OBJECTIVE:
Give an exact transcription of every line, dropping the images.
* START RECORD EXCERPTS *
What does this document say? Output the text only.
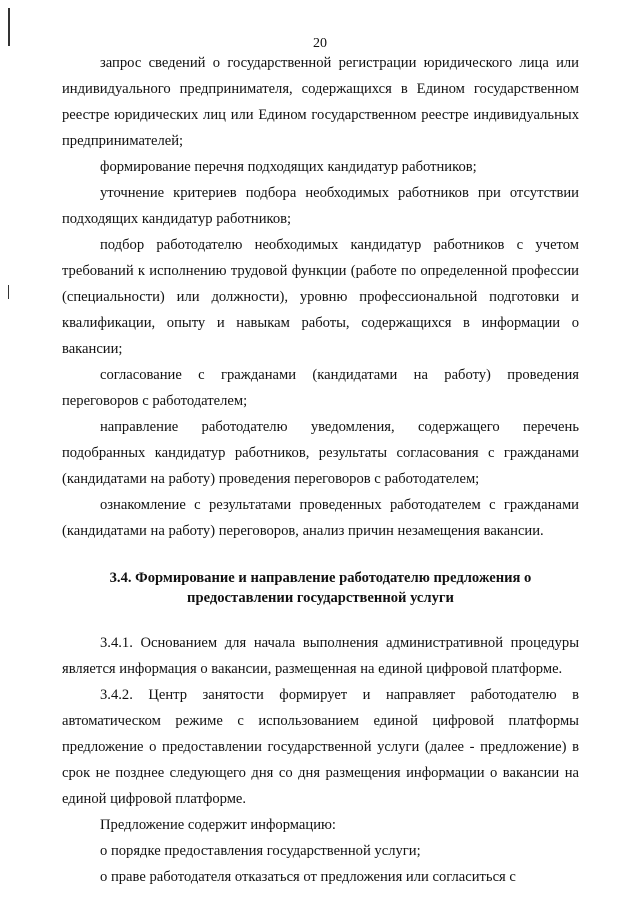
20

запрос сведений о государственной регистрации юридического лица или индивидуального предпринимателя, содержащихся в Едином государственном реестре юридических лиц или Едином государственном реестре индивидуальных предпринимателей;

формирование перечня подходящих кандидатур работников;

уточнение критериев подбора необходимых работников при отсутствии подходящих кандидатур работников;

подбор работодателю необходимых кандидатур работников с учетом требований к исполнению трудовой функции (работе по определенной профессии (специальности) или должности), уровню профессиональной подготовки и квалификации, опыту и навыкам работы, содержащихся в информации о вакансии;

согласование с гражданами (кандидатами на работу) проведения переговоров с работодателем;

направление работодателю уведомления, содержащего перечень подобранных кандидатур работников, результаты согласования с гражданами (кандидатами на работу) проведения переговоров с работодателем;

ознакомление с результатами проведенных работодателем с гражданами (кандидатами на работу) переговоров, анализ причин незамещения вакансии.

3.4. Формирование и направление работодателю предложения о
предоставлении государственной услуги

3.4.1. Основанием для начала выполнения административной процедуры является информация о вакансии, размещенная на единой цифровой платформе.

3.4.2. Центр занятости формирует и направляет работодателю в автоматическом режиме с использованием единой цифровой платформы предложение о предоставлении государственной услуги (далее - предложение) в срок не позднее следующего дня со дня размещения информации о вакансии на единой цифровой платформе.

Предложение содержит информацию:

о порядке предоставления государственной услуги;

о праве работодателя отказаться от предложения или согласиться с
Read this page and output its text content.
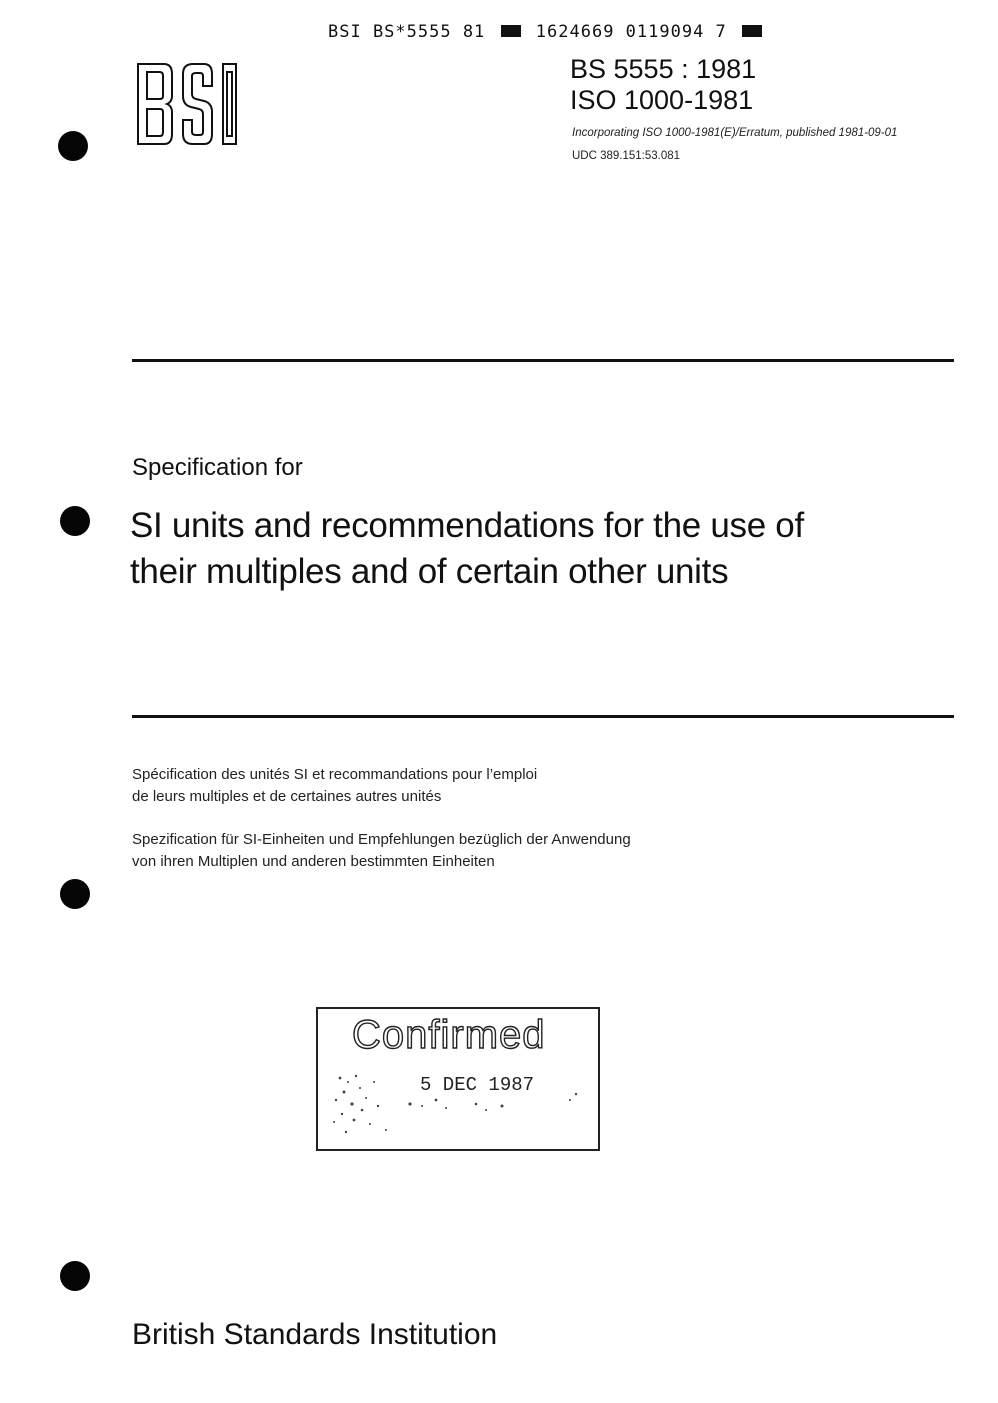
BSI BS*5555 81	1624669 0119094 7
BS 5555 : 1981
ISO 1000-1981
Incorporating ISO 1000-1981(E)/Erratum, published 1981-09-01
UDC 389.151:53.081
Specification for
SI units and recommendations for the use of
their multiples and of certain other units
Spécification des unités SI et recommandations pour l’emploi
de leurs multiples et de certaines autres unités
Spezification für SI-Einheiten und Empfehlungen bezüglich der Anwendung
von ihren Multiplen und anderen bestimmten Einheiten
Confirmed
5 DEC 1987
British Standards Institution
* END RECORD EXCERPTS *
FINISHED EXERCISE:
What does this document say? Output the text only.
20

запрос сведений о государственной регистрации юридического лица или индивидуального предпринимателя, содержащихся в Едином государственном реестре юридических лиц или Едином государственном реестре индивидуальных предпринимателей;

формирование перечня подходящих кандидатур работников;

уточнение критериев подбора необходимых работников при отсутствии подходящих кандидатур работников;

подбор работодателю необходимых кандидатур работников с учетом требований к исполнению трудовой функции (работе по определенной профессии (специальности) или должности), уровню профессиональной подготовки и квалификации, опыту и навыкам работы, содержащихся в информации о вакансии;

согласование с гражданами (кандидатами на работу) проведения переговоров с работодателем;

направление работодателю уведомления, содержащего перечень подобранных кандидатур работников, результаты согласования с гражданами (кандидатами на работу) проведения переговоров с работодателем;

ознакомление с результатами проведенных работодателем с гражданами (кандидатами на работу) переговоров, анализ причин незамещения вакансии.

3.4. Формирование и направление работодателю предложения о
предоставлении государственной услуги

3.4.1. Основанием для начала выполнения административной процедуры является информация о вакансии, размещенная на единой цифровой платформе.

3.4.2. Центр занятости формирует и направляет работодателю в автоматическом режиме с использованием единой цифровой платформы предложение о предоставлении государственной услуги (далее - предложение) в срок не позднее следующего дня со дня размещения информации о вакансии на единой цифровой платформе.

Предложение содержит информацию:

о порядке предоставления государственной услуги;

о праве работодателя отказаться от предложения или согласиться с
Read this page and output its text content.
BSI BS*5555 81	1624669 0119094 7
BS 5555 : 1981
ISO 1000-1981
Incorporating ISO 1000-1981(E)/Erratum, published 1981-09-01
UDC 389.151:53.081
Specification for
SI units and recommendations for the use of
their multiples and of certain other units
Spécification des unités SI et recommandations pour l’emploi
de leurs multiples et de certaines autres unités
Spezification für SI-Einheiten und Empfehlungen bezüglich der Anwendung
von ihren Multiplen und anderen bestimmten Einheiten
Confirmed
5 DEC 1987
British Standards Institution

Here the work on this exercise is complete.